TASK DETAILS: Reproduce each line of the entries that carries "FFFFFF".

TASK DATA:
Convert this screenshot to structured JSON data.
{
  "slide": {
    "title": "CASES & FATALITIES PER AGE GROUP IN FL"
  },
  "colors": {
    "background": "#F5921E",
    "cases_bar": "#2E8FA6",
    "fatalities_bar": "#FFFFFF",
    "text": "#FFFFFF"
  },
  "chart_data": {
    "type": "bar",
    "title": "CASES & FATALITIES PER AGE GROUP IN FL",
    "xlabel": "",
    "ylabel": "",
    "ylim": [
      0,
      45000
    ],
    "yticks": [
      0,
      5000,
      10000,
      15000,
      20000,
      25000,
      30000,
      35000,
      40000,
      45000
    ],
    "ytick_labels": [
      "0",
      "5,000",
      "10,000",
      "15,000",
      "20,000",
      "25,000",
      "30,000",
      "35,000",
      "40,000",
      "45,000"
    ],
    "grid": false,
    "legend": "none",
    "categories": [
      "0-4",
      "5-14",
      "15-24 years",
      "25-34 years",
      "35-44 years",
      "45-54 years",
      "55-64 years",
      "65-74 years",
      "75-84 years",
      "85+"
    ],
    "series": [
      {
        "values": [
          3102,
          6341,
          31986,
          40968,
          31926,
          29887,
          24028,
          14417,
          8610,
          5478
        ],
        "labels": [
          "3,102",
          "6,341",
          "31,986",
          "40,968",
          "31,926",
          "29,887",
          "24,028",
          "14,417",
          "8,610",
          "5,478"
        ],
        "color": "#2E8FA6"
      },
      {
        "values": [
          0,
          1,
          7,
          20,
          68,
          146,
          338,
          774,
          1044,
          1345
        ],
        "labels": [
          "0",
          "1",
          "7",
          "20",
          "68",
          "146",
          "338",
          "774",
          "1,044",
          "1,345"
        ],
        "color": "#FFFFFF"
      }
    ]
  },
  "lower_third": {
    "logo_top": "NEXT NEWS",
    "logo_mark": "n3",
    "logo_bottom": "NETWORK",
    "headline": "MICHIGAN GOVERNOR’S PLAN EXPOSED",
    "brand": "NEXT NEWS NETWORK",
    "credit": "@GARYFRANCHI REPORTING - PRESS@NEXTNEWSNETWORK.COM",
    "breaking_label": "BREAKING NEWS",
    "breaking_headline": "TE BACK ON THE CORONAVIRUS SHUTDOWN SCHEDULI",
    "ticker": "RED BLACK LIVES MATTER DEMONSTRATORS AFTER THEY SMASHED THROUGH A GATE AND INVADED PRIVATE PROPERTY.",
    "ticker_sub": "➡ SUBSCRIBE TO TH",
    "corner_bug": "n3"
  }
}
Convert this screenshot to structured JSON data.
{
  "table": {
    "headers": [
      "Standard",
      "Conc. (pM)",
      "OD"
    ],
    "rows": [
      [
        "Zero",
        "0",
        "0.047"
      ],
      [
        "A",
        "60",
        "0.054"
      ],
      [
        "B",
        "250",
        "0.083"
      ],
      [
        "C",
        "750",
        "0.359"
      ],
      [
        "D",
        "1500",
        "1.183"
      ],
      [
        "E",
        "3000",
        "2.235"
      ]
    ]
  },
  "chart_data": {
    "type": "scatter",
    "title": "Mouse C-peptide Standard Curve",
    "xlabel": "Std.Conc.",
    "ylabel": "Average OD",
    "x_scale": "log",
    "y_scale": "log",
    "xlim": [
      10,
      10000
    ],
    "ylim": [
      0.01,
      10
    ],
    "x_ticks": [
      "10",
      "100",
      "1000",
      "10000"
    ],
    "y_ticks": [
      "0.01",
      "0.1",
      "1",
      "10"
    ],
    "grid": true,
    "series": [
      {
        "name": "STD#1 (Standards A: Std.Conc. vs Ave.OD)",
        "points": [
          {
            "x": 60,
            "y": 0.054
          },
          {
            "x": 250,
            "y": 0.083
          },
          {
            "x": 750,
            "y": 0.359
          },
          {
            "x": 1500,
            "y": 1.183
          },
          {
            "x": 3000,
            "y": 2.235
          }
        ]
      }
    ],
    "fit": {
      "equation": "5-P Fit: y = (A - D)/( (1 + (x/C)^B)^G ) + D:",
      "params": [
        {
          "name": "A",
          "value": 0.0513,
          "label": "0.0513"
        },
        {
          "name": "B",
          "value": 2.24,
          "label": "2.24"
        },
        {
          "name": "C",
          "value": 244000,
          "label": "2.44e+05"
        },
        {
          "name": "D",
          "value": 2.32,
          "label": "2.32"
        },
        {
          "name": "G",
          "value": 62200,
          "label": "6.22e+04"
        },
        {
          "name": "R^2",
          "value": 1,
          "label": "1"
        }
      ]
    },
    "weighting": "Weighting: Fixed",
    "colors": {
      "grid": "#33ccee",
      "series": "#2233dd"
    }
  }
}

==

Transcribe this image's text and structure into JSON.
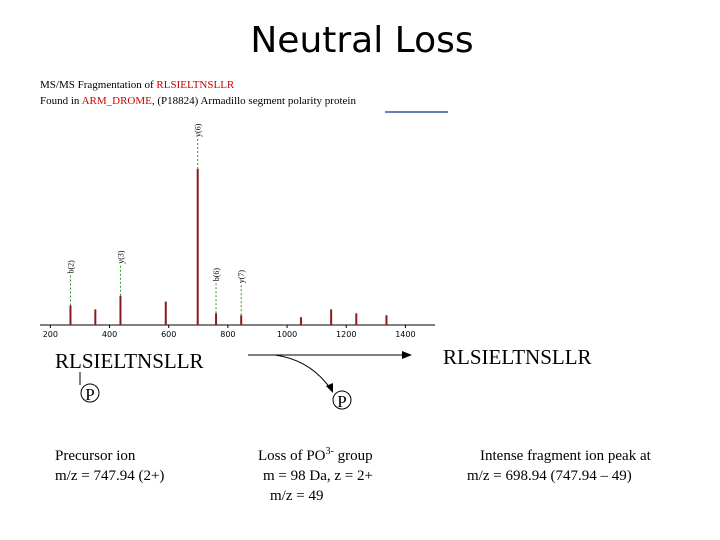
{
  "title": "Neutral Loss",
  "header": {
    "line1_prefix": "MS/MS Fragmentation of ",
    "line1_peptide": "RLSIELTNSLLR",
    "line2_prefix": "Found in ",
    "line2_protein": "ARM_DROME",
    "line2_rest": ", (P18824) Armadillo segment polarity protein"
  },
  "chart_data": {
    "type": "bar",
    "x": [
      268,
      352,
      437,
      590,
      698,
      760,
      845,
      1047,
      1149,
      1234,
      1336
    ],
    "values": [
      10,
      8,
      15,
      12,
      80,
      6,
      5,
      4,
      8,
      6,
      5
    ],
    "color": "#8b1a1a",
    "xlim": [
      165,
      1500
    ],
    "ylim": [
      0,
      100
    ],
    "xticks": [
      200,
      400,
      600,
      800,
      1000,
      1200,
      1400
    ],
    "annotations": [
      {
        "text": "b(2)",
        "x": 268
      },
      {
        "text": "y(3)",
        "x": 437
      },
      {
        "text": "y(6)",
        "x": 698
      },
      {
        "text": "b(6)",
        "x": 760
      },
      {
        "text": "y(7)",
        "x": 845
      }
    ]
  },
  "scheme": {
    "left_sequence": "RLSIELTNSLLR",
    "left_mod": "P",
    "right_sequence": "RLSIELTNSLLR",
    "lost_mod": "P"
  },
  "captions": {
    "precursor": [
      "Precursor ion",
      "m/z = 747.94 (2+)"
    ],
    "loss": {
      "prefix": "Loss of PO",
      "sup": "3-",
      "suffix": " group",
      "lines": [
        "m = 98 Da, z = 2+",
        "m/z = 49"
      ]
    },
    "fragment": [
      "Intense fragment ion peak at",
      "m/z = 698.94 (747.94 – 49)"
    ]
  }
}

EXERCISE SOLUTION:
    "fatalities_bar": "#FFFFFF",
    "text": "#FFFFFF"
        "color": "#FFFFFF"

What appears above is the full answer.